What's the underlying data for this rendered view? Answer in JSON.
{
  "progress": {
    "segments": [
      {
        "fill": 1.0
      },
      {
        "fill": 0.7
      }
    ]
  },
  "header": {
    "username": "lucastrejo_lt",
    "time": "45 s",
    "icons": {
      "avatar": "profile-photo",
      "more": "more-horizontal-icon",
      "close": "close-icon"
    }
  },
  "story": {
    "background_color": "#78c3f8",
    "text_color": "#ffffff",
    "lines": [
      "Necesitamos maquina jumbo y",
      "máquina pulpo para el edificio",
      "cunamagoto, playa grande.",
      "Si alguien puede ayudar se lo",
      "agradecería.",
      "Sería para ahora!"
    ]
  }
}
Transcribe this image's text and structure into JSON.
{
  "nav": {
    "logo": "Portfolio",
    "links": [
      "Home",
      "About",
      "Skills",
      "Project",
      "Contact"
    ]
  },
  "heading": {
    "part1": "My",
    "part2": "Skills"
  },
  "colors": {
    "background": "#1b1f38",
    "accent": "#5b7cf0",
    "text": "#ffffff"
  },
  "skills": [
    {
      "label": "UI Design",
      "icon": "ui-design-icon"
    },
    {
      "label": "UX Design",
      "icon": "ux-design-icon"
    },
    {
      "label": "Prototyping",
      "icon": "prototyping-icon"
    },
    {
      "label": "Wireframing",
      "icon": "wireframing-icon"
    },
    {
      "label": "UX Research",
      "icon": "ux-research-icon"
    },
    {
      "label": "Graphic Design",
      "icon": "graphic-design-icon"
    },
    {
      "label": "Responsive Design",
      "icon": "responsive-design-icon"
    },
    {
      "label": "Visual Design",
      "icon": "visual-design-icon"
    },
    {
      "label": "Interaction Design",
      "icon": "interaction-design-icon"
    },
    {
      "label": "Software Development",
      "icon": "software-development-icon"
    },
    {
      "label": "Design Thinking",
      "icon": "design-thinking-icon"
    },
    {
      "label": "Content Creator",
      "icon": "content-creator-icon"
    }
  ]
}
▬▬▬▬▬▬
GIVEN EXERCISE:
Your task is to output all of the data above word for word.

WRITTEN ANSWER:
What's the underlying data for this rendered view? Answer in JSON.
{
  "progress": {
    "segments": [
      {
        "fill": 1.0
      },
      {
        "fill": 0.7
      }
    ]
  },
  "header": {
    "username": "lucastrejo_lt",
    "time": "45 s",
    "icons": {
      "avatar": "profile-photo",
      "more": "more-horizontal-icon",
      "close": "close-icon"
    }
  },
  "story": {
    "background_color": "#78c3f8",
    "text_color": "#ffffff",
    "lines": [
      "Necesitamos maquina jumbo y",
      "máquina pulpo para el edificio",
      "cunamagoto, playa grande.",
      "Si alguien puede ayudar se lo",
      "agradecería.",
      "Sería para ahora!"
    ]
  }
}
Transcribe this image's text and structure into JSON.
{
  "nav": {
    "logo": "Portfolio",
    "links": [
      "Home",
      "About",
      "Skills",
      "Project",
      "Contact"
    ]
  },
  "heading": {
    "part1": "My",
    "part2": "Skills"
  },
  "colors": {
    "background": "#1b1f38",
    "accent": "#5b7cf0",
    "text": "#ffffff"
  },
  "skills": [
    {
      "label": "UI Design",
      "icon": "ui-design-icon"
    },
    {
      "label": "UX Design",
      "icon": "ux-design-icon"
    },
    {
      "label": "Prototyping",
      "icon": "prototyping-icon"
    },
    {
      "label": "Wireframing",
      "icon": "wireframing-icon"
    },
    {
      "label": "UX Research",
      "icon": "ux-research-icon"
    },
    {
      "label": "Graphic Design",
      "icon": "graphic-design-icon"
    },
    {
      "label": "Responsive Design",
      "icon": "responsive-design-icon"
    },
    {
      "label": "Visual Design",
      "icon": "visual-design-icon"
    },
    {
      "label": "Interaction Design",
      "icon": "interaction-design-icon"
    },
    {
      "label": "Software Development",
      "icon": "software-development-icon"
    },
    {
      "label": "Design Thinking",
      "icon": "design-thinking-icon"
    },
    {
      "label": "Content Creator",
      "icon": "content-creator-icon"
    }
  ]
}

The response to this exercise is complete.